▸ STATED PROBLEM: Continue the post on data preprocessing below, picking up right after its final sentence.

▸ EXTRACTED TEXT:

* start *

Showing posts with label Data Mining. Show all posts
Showing posts with label Data Mining. Show all posts

Sunday, November 3, 2013

2. Data Preprocessing

Before applying any mining algorithm, one should prepare the data so as to be suitable for the algorithm. This involves some kind of transformation of the data in a suitable for the algorithm format and also, dealing with problems in data like noise and outliers.
In many applications there exist raw data that are problematic, that is, their quality is low. There are different reasons for this low quality, e.g.:
  • Noisy data: e.g. an age value of 1000 is not valid. 
  • Incomplete data: missing values or even missing important for the analysis attributes 
  • Inconsistent data: e.g. different movie ratings between different databases, one might use the 1-5 range and the other the 1-10 range. If we want to analyze data from both systems, we should find some kind of mapping between the two ranges.
It is obvious that if we rely upon "dirty data", the mining results will be of low quality. The better the quality of the raw data, the better the quality of the mining results.

* end *

▸ DATASET RECORDS:
* start *

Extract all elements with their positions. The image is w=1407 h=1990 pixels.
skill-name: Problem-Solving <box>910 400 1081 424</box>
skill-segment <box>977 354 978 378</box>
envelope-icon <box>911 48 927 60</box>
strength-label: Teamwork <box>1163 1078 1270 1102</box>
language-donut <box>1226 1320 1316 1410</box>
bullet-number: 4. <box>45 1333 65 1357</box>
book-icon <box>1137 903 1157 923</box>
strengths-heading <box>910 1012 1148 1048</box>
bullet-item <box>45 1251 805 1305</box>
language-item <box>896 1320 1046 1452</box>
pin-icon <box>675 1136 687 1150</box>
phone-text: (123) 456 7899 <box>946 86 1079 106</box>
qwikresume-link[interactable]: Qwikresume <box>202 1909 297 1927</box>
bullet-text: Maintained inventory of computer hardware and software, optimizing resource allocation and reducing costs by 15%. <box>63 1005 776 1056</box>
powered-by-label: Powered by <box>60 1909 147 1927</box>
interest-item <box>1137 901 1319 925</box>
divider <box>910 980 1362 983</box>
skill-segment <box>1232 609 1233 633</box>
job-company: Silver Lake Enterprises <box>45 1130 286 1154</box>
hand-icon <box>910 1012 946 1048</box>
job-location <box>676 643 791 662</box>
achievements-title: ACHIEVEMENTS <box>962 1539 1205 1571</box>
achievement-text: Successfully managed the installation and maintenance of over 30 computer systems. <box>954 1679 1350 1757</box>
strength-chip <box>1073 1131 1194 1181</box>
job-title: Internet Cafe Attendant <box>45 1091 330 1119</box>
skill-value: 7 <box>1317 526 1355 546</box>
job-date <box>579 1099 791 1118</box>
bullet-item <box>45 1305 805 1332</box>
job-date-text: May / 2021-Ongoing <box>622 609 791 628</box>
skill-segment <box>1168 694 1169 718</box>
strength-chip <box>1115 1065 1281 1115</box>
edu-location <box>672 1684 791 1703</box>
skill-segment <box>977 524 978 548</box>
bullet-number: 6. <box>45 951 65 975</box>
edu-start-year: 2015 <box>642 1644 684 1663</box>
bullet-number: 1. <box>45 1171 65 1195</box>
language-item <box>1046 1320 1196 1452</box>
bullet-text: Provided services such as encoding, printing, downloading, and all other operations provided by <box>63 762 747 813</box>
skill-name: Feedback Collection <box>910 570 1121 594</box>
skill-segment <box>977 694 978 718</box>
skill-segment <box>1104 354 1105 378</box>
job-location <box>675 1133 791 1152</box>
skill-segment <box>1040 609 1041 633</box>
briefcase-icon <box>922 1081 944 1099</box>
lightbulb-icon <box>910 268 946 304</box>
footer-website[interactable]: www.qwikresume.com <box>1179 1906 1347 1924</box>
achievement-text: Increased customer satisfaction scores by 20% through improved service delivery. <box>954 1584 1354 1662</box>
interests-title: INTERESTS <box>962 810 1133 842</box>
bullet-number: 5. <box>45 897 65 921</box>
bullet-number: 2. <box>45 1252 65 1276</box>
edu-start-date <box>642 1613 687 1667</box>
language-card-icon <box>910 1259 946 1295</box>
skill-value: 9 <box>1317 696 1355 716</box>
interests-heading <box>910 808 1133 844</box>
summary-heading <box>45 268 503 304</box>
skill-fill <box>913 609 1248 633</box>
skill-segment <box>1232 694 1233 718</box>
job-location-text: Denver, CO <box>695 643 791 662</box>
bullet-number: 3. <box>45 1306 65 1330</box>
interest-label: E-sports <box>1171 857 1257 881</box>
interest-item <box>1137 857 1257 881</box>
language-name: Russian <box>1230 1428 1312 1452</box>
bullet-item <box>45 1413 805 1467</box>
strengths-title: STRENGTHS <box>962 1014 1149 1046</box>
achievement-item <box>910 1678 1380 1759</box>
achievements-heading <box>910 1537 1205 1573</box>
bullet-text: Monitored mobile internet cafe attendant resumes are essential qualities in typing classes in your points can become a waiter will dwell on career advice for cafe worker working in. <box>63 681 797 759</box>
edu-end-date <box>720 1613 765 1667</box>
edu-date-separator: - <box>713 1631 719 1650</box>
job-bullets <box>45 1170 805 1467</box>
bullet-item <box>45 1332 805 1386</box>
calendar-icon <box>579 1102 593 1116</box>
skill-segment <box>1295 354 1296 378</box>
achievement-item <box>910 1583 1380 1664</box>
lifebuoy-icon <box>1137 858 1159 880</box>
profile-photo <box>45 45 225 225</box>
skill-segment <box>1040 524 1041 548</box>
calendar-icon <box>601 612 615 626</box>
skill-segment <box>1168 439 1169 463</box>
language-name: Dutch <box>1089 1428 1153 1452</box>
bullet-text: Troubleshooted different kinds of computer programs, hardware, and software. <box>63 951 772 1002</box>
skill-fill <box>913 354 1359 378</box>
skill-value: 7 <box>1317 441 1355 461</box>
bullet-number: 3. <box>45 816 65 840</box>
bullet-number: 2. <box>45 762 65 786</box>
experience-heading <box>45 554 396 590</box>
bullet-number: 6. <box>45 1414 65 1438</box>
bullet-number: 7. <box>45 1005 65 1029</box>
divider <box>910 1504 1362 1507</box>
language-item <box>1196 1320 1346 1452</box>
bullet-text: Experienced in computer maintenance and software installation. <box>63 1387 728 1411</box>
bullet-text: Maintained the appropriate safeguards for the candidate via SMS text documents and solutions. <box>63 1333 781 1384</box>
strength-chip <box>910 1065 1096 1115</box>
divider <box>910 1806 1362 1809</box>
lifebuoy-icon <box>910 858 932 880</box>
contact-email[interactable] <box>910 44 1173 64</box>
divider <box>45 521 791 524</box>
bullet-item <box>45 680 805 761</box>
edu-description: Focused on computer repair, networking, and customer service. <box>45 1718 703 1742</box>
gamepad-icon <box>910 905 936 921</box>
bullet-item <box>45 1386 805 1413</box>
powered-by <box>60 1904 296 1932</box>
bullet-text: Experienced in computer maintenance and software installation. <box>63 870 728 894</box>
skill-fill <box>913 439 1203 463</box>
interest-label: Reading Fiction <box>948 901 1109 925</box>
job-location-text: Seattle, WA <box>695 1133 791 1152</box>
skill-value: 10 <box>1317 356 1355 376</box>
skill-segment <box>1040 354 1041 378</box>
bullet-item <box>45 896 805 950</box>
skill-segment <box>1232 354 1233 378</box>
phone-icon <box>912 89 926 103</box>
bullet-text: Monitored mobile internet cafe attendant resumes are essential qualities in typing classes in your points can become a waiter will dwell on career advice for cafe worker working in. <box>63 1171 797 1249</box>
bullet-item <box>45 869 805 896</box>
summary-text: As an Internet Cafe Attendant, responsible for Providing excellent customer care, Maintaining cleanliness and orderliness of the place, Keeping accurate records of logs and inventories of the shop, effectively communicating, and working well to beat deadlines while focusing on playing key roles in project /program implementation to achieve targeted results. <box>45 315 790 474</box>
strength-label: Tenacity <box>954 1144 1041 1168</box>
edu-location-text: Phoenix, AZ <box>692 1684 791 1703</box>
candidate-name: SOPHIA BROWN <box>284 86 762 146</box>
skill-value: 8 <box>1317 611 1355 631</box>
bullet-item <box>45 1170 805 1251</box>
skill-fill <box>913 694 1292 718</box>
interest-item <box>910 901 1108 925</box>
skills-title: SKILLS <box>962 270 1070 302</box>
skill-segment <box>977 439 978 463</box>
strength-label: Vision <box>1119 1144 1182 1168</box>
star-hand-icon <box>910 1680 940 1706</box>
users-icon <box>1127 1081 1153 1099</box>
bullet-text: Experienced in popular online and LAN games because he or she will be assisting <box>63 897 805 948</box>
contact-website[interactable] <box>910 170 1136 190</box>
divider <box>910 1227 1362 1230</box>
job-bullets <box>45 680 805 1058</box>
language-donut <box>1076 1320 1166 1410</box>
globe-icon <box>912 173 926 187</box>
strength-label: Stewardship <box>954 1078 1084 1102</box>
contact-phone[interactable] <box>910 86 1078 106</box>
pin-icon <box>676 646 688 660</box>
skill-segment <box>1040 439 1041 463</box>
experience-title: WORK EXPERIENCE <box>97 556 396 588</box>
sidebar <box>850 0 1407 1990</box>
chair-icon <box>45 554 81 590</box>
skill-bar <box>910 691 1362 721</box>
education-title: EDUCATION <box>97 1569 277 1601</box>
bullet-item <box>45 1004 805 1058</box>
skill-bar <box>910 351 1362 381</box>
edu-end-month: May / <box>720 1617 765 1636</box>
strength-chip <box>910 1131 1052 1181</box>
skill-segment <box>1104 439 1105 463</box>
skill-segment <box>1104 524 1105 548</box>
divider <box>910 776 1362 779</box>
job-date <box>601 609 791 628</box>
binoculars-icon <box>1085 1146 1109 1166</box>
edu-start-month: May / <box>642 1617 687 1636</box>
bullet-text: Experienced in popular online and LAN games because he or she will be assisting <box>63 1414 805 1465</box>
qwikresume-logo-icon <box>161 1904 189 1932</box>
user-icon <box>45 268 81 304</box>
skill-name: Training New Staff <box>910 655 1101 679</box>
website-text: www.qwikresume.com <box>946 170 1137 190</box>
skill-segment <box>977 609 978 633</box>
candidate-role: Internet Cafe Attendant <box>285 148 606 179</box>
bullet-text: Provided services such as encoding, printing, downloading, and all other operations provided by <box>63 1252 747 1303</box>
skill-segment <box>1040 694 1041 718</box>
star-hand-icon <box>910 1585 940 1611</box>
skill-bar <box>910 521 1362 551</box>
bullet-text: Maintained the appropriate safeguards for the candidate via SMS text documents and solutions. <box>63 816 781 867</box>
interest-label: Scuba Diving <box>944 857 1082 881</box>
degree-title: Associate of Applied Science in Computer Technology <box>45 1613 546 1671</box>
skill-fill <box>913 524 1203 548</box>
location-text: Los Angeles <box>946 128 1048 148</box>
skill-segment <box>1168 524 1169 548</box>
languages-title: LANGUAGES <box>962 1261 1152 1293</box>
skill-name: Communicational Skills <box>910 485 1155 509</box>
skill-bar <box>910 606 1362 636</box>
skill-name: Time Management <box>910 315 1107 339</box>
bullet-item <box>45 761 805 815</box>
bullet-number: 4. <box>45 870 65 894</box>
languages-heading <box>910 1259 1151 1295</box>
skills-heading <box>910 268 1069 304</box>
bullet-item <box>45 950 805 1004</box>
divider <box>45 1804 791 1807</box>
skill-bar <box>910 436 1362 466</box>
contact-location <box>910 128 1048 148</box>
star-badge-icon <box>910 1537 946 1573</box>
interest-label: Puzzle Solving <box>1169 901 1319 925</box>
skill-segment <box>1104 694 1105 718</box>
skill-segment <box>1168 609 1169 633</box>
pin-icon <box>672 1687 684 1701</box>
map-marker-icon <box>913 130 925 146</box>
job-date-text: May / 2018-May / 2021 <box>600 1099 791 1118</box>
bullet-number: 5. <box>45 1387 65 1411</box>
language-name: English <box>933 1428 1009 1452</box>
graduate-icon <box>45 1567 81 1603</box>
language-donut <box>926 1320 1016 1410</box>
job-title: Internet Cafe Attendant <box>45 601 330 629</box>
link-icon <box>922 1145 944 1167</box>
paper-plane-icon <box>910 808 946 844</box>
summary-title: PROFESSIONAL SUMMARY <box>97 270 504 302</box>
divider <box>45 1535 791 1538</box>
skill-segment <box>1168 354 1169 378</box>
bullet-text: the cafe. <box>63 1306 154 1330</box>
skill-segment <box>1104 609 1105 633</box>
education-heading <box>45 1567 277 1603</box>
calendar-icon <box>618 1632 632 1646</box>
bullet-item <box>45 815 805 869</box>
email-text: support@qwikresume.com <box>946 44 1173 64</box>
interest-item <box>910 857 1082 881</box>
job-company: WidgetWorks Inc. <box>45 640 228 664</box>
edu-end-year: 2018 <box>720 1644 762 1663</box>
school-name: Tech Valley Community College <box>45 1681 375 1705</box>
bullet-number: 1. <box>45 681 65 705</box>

* end *

▸ ANSWER BELOW:
So, preprocessing is a very important step in the mining process, which takes usually a lot of time, depending of course on the application per se and on the quality of the original/ raw data.

Major tasks in data preprocessing

  • Data cleaning:  e.g., fill in missing values, remove outliers
  • Data integration: "combine" data from different sources. Issues to be solved: entity resolution (which feature of one source maps to which feature of the other source), value resolution (like the different ranges problem described above).
  • Data transformation: e.g. normalize the data in a given range (usually 0-1), generalize (e.g. from the x,y coordinates level to the city level).
  • Data reduction: aggregation (e.g. instead of 12 values for the salary attribute (1 per month) of a person, just keep the avg salary per month), dimensionality reduction (remove redundant dimensions, e.g. no need to use both birthday and age for the analysis), duplicate elimination. 

Features

Although there are different types of data (numerical, text, images, videos, graph, ... ), the analysis relies upon features extracted from these data. So, the mining methods are somehow global since they are applied over features, extracted from different application domains.
You can think of the features as the columns/fields of a table in a database. So,  the features are the properties/ characteristics of the data.

Depending on the application, feature extraction might be a challenging step itself. For example, there is a lot of work on extracting features from text data (e.g., through TFIDF) or from images (e.g. color histograms).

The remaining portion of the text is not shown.